* Work required
Locate every line that holds the string "JSON" and copy it.

* Available records
------------------------------------------------------------------------
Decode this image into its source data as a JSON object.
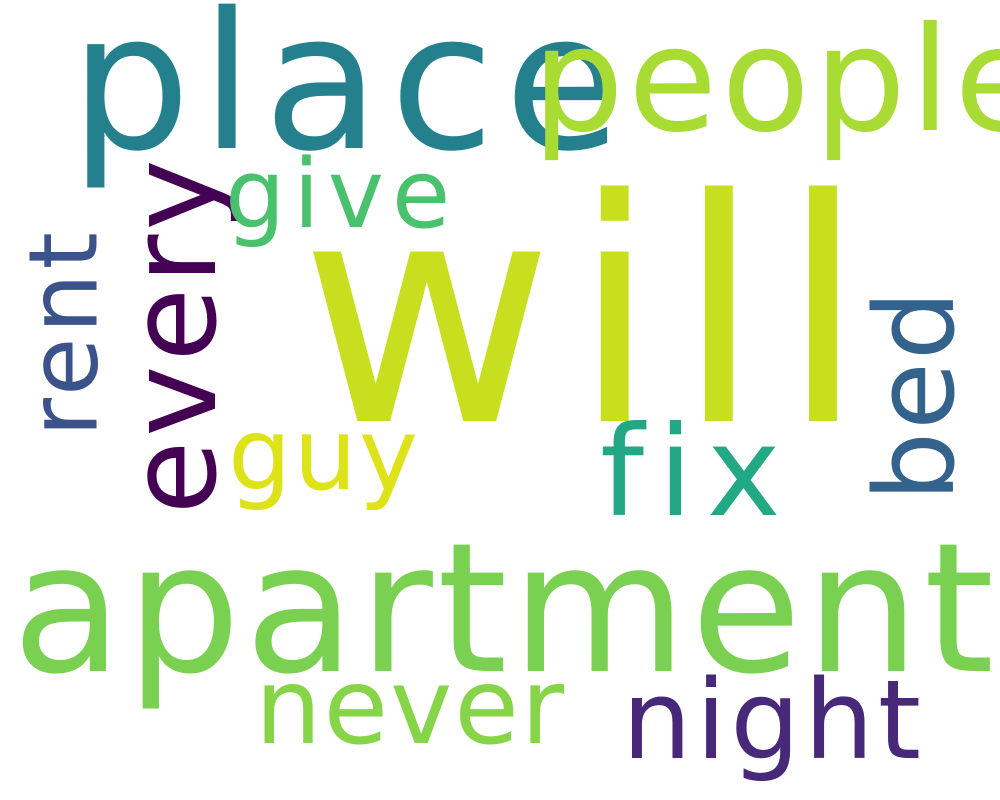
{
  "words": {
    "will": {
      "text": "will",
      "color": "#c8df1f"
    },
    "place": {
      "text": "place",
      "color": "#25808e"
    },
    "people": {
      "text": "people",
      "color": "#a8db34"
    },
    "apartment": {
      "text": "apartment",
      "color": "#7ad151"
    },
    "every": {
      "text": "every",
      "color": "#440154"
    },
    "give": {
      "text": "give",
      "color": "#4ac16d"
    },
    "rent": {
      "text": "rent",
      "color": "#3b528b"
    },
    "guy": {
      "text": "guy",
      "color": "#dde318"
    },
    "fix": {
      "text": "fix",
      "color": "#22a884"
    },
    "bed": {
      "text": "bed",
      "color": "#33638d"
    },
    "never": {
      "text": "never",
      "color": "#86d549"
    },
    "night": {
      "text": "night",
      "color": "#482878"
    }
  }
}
------------------------------------------------------------------------
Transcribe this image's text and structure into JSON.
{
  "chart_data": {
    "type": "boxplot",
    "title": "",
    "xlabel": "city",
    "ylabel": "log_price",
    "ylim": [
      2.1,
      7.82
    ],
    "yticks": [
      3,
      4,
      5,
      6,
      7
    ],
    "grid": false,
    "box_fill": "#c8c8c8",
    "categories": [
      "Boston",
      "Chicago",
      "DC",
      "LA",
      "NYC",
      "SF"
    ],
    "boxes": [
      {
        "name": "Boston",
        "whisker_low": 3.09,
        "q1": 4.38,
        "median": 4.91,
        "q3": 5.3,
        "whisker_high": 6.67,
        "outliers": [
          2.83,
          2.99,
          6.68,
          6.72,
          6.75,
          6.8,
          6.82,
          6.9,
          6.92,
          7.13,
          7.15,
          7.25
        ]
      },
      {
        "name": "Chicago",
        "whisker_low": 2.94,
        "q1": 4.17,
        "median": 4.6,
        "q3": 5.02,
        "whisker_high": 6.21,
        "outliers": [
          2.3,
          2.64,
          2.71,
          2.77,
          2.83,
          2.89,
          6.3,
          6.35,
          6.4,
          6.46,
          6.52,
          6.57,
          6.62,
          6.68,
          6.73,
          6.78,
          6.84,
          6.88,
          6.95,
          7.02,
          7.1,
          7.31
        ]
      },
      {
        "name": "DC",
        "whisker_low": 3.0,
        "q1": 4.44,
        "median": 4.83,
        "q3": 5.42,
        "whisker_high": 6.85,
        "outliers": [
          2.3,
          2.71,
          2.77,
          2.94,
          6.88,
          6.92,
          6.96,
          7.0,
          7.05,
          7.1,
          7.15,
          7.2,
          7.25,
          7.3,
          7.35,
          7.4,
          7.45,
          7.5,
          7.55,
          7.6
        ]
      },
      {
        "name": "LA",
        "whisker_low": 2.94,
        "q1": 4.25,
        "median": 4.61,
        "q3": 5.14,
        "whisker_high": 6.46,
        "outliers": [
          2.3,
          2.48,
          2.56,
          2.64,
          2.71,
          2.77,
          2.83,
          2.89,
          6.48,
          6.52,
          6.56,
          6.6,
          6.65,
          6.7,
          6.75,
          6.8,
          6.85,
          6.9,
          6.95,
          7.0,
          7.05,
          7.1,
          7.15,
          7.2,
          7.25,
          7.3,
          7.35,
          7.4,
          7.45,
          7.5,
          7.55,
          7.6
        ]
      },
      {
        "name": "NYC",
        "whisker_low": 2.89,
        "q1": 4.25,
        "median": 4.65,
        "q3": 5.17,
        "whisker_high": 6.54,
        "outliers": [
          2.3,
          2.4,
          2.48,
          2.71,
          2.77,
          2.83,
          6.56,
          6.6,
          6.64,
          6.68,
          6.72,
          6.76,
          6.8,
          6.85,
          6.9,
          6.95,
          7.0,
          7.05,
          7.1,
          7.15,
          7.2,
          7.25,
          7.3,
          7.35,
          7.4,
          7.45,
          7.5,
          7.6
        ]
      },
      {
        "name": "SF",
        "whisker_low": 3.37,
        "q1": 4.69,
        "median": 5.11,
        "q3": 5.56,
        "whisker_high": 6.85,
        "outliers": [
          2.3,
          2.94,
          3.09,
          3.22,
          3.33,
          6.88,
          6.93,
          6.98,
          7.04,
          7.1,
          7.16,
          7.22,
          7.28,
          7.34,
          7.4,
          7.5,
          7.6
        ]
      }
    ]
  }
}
------------------------------------------------------------------------
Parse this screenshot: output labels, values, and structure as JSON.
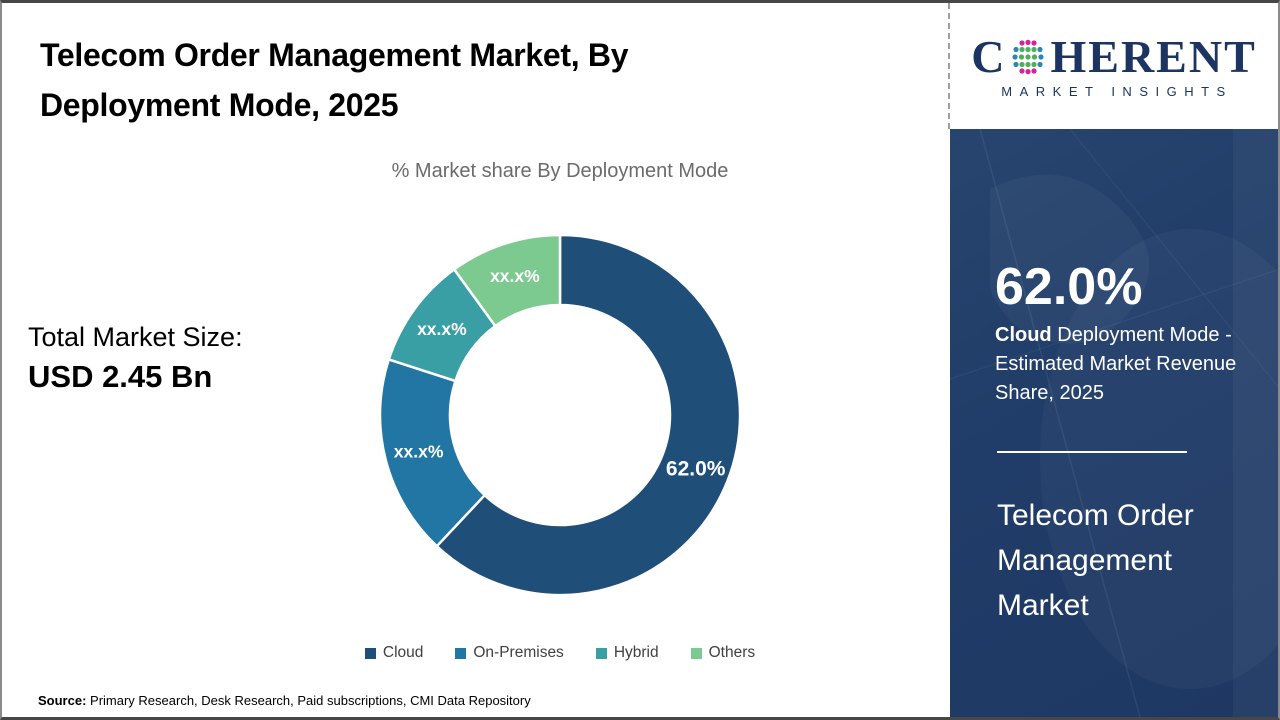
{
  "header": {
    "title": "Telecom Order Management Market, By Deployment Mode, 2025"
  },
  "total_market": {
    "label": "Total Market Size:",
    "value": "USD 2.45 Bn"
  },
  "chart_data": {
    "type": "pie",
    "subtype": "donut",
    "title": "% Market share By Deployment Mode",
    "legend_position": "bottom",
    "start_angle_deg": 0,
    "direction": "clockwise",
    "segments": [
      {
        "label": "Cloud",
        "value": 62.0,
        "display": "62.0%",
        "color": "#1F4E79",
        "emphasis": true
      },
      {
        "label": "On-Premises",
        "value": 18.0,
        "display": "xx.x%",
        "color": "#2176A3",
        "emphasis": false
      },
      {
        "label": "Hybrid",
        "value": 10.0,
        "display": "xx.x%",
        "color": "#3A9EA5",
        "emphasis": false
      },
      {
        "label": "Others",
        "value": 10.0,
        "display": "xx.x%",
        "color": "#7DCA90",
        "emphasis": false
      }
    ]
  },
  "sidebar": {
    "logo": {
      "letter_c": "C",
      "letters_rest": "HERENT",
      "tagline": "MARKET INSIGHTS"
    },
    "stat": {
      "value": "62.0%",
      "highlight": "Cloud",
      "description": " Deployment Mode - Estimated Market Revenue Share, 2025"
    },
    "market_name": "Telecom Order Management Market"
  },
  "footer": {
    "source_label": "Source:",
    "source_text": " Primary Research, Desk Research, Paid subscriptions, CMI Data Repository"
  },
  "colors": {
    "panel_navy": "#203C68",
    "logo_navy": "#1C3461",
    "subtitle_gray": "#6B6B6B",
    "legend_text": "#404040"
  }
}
------------------------------------------------------------------------
* Complete response
Decode this image into its source data as a JSON object.
Transcribe this image's text and structure into JSON.
Parse this screenshot: output labels, values, and structure as JSON.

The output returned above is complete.